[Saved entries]
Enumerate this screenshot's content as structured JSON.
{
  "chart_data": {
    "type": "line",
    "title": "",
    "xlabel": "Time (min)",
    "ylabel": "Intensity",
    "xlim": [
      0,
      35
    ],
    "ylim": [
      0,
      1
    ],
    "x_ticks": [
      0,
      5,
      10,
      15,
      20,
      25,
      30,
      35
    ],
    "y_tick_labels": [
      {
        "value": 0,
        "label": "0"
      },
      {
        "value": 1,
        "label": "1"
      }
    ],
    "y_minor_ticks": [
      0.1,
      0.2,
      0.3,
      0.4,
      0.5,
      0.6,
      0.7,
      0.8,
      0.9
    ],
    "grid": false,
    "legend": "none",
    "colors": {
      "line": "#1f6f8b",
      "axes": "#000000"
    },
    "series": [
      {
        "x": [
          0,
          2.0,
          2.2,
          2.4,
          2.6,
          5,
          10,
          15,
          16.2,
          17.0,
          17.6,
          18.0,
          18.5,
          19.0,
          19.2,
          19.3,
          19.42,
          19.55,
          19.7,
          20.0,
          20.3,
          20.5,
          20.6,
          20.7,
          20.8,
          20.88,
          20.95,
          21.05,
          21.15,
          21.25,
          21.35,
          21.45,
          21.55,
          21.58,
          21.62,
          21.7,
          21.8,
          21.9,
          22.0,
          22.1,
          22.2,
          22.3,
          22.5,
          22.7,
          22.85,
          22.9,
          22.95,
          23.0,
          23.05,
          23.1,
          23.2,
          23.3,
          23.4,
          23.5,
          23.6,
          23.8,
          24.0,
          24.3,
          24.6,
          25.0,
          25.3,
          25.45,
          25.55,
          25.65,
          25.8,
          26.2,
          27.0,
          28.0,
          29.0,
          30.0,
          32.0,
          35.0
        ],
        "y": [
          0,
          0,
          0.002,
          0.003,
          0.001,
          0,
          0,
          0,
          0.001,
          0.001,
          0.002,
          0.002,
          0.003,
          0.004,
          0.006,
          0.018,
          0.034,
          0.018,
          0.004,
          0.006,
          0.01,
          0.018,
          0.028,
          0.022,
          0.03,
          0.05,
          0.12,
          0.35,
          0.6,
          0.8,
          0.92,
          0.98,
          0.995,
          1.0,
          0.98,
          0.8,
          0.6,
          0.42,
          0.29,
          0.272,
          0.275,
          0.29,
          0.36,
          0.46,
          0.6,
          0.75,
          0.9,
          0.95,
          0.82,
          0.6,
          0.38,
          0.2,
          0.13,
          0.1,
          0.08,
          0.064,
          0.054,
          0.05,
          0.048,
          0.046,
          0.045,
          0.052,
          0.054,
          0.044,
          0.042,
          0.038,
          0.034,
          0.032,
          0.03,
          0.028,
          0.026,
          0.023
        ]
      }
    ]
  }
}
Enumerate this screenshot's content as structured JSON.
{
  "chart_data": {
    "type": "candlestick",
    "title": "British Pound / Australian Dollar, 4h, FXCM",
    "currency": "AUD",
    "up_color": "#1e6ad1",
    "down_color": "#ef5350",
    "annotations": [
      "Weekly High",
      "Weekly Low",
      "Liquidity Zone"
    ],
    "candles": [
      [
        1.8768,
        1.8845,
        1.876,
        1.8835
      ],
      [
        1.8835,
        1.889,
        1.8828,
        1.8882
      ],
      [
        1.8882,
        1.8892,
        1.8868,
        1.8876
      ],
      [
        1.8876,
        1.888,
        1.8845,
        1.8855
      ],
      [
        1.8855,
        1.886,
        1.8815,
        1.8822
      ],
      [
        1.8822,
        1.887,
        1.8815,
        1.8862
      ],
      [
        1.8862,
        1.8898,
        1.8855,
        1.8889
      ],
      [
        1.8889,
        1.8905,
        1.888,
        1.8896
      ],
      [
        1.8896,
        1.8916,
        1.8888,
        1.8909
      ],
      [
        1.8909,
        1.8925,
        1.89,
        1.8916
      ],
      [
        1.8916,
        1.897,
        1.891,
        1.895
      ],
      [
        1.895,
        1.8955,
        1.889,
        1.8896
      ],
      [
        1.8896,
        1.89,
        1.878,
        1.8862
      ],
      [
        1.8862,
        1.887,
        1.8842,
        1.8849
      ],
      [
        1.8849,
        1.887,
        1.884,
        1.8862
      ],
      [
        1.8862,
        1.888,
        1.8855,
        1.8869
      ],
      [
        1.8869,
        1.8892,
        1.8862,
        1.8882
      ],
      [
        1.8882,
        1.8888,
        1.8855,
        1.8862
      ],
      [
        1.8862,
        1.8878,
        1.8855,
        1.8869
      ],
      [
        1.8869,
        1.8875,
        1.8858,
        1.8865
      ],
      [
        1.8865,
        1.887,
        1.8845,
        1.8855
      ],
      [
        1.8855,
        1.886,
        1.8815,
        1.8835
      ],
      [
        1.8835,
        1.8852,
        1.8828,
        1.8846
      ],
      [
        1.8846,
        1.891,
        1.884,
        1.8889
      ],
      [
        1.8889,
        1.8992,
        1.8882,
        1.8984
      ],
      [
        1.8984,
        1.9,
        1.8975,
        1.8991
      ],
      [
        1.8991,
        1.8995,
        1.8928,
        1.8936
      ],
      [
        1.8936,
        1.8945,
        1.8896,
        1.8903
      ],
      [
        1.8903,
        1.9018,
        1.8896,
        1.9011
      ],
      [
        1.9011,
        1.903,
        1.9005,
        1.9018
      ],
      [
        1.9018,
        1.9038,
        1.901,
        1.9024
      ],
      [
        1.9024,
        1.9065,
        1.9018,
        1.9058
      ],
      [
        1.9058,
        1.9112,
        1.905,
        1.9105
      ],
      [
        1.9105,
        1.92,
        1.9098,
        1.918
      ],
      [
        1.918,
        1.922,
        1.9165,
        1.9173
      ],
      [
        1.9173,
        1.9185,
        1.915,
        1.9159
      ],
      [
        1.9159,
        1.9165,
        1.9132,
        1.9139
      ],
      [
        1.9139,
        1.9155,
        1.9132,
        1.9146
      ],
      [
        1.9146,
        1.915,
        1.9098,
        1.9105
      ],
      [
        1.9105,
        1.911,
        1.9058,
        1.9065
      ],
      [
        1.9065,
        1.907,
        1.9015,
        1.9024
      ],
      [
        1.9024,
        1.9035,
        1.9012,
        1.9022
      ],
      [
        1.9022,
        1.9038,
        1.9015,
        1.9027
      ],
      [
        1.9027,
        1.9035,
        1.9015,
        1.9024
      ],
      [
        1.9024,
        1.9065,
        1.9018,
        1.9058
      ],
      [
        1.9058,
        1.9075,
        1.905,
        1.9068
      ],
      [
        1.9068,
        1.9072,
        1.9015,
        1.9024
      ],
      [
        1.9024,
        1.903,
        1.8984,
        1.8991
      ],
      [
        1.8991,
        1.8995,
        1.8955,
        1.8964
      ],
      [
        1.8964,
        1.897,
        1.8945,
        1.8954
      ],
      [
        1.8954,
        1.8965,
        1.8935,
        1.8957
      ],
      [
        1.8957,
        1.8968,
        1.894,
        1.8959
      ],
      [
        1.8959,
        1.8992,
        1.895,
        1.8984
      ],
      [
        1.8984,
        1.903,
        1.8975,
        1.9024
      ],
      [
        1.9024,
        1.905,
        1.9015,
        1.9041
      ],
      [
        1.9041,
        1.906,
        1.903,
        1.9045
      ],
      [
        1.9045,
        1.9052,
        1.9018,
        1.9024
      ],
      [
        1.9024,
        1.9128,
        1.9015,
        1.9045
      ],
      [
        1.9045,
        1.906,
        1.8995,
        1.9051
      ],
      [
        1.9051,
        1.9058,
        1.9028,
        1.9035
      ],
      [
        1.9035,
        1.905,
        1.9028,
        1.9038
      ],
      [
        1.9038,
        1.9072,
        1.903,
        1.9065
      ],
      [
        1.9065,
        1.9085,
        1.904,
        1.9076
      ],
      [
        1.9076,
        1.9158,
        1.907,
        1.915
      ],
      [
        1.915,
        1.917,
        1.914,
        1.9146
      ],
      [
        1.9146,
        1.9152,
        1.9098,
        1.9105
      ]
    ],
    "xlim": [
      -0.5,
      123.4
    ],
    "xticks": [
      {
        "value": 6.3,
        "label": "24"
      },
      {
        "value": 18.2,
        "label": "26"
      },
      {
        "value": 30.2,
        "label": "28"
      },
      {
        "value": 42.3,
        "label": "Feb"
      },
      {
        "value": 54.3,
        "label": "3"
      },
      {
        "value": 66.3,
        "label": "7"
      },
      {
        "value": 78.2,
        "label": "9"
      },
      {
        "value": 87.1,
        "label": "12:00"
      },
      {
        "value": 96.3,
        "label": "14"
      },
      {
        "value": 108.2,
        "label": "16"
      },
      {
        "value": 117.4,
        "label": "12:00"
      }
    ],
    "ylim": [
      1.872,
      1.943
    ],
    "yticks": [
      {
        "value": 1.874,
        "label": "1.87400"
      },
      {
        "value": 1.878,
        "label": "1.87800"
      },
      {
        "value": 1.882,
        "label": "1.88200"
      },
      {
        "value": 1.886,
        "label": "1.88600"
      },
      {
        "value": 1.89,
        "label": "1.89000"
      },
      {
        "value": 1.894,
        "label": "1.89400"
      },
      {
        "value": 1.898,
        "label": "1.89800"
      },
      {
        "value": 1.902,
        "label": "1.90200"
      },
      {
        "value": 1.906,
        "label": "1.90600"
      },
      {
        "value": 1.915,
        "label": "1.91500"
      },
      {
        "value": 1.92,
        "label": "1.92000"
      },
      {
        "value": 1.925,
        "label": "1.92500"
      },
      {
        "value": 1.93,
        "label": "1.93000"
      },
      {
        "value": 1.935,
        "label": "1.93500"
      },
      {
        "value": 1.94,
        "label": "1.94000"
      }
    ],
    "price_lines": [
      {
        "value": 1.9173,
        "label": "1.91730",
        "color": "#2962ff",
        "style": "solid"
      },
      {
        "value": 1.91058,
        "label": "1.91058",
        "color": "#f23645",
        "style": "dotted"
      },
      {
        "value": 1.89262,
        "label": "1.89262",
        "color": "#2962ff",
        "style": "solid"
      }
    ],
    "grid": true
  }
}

▸ Work required
Return every line of the preceding records in which the word "title" appears.

▸ The reply
    "title": "",
    "title": "British Pound / Australian Dollar, 4h, FXCM",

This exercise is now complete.